EXERCISE GOAL. Omit every image, and transcribe the remaining entries exactly as given.

[Begin]

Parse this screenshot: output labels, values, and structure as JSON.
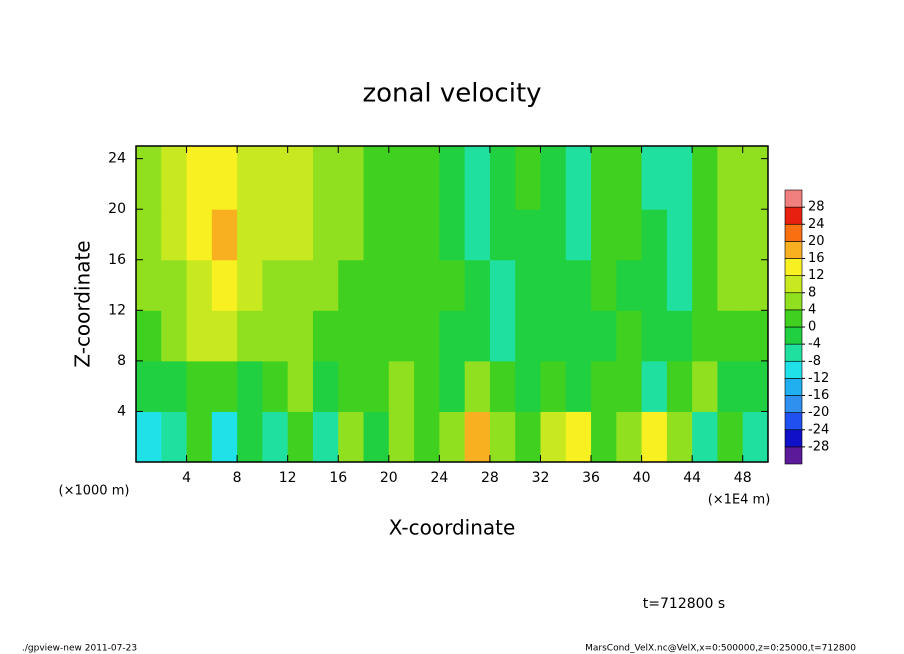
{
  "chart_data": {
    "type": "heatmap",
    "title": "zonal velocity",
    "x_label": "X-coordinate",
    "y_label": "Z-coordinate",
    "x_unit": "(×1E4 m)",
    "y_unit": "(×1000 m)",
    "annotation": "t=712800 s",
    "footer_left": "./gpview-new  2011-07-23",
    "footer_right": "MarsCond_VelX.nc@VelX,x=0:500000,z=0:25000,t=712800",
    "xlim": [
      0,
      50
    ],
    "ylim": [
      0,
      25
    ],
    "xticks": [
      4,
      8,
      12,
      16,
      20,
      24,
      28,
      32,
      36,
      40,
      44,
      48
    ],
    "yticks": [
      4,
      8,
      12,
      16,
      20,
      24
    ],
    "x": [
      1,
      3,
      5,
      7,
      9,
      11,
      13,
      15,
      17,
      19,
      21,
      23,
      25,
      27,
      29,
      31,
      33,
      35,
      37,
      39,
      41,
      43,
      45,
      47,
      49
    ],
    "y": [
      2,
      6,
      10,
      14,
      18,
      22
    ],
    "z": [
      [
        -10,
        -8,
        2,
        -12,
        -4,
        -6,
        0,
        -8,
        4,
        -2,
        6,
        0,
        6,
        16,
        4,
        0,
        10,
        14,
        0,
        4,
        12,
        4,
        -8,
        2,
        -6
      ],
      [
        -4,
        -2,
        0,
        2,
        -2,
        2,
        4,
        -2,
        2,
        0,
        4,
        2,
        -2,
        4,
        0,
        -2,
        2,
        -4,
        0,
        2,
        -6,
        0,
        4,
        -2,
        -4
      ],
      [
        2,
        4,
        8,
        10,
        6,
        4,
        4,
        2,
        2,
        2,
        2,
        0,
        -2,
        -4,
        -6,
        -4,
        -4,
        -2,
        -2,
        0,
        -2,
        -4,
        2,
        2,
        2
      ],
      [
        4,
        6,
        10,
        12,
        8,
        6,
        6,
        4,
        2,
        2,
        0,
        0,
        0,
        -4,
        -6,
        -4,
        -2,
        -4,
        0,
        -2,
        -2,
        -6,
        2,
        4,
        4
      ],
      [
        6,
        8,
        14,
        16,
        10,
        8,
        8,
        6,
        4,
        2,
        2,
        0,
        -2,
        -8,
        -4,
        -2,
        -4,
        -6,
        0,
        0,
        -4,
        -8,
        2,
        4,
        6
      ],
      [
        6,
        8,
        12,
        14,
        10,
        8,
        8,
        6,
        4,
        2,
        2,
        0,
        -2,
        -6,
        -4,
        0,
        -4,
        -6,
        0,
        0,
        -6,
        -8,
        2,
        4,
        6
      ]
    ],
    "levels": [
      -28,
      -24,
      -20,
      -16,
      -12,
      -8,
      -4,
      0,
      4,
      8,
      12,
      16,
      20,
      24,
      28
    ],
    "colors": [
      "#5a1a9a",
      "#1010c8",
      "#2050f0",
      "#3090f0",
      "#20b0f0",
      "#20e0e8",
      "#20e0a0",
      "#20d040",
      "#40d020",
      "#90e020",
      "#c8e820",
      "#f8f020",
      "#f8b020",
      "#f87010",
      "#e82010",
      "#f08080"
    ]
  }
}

[End]

WRITTEN ANSWER.
Parse this screenshot: output labels, values, and structure as JSON.
{
  "chart_data": {
    "type": "heatmap",
    "title": "zonal velocity",
    "x_label": "X-coordinate",
    "y_label": "Z-coordinate",
    "x_unit": "(×1E4 m)",
    "y_unit": "(×1000 m)",
    "annotation": "t=712800 s",
    "footer_left": "./gpview-new  2011-07-23",
    "footer_right": "MarsCond_VelX.nc@VelX,x=0:500000,z=0:25000,t=712800",
    "xlim": [
      0,
      50
    ],
    "ylim": [
      0,
      25
    ],
    "xticks": [
      4,
      8,
      12,
      16,
      20,
      24,
      28,
      32,
      36,
      40,
      44,
      48
    ],
    "yticks": [
      4,
      8,
      12,
      16,
      20,
      24
    ],
    "x": [
      1,
      3,
      5,
      7,
      9,
      11,
      13,
      15,
      17,
      19,
      21,
      23,
      25,
      27,
      29,
      31,
      33,
      35,
      37,
      39,
      41,
      43,
      45,
      47,
      49
    ],
    "y": [
      2,
      6,
      10,
      14,
      18,
      22
    ],
    "z": [
      [
        -10,
        -8,
        2,
        -12,
        -4,
        -6,
        0,
        -8,
        4,
        -2,
        6,
        0,
        6,
        16,
        4,
        0,
        10,
        14,
        0,
        4,
        12,
        4,
        -8,
        2,
        -6
      ],
      [
        -4,
        -2,
        0,
        2,
        -2,
        2,
        4,
        -2,
        2,
        0,
        4,
        2,
        -2,
        4,
        0,
        -2,
        2,
        -4,
        0,
        2,
        -6,
        0,
        4,
        -2,
        -4
      ],
      [
        2,
        4,
        8,
        10,
        6,
        4,
        4,
        2,
        2,
        2,
        2,
        0,
        -2,
        -4,
        -6,
        -4,
        -4,
        -2,
        -2,
        0,
        -2,
        -4,
        2,
        2,
        2
      ],
      [
        4,
        6,
        10,
        12,
        8,
        6,
        6,
        4,
        2,
        2,
        0,
        0,
        0,
        -4,
        -6,
        -4,
        -2,
        -4,
        0,
        -2,
        -2,
        -6,
        2,
        4,
        4
      ],
      [
        6,
        8,
        14,
        16,
        10,
        8,
        8,
        6,
        4,
        2,
        2,
        0,
        -2,
        -8,
        -4,
        -2,
        -4,
        -6,
        0,
        0,
        -4,
        -8,
        2,
        4,
        6
      ],
      [
        6,
        8,
        12,
        14,
        10,
        8,
        8,
        6,
        4,
        2,
        2,
        0,
        -2,
        -6,
        -4,
        0,
        -4,
        -6,
        0,
        0,
        -6,
        -8,
        2,
        4,
        6
      ]
    ],
    "levels": [
      -28,
      -24,
      -20,
      -16,
      -12,
      -8,
      -4,
      0,
      4,
      8,
      12,
      16,
      20,
      24,
      28
    ],
    "colors": [
      "#5a1a9a",
      "#1010c8",
      "#2050f0",
      "#3090f0",
      "#20b0f0",
      "#20e0e8",
      "#20e0a0",
      "#20d040",
      "#40d020",
      "#90e020",
      "#c8e820",
      "#f8f020",
      "#f8b020",
      "#f87010",
      "#e82010",
      "#f08080"
    ]
  }
}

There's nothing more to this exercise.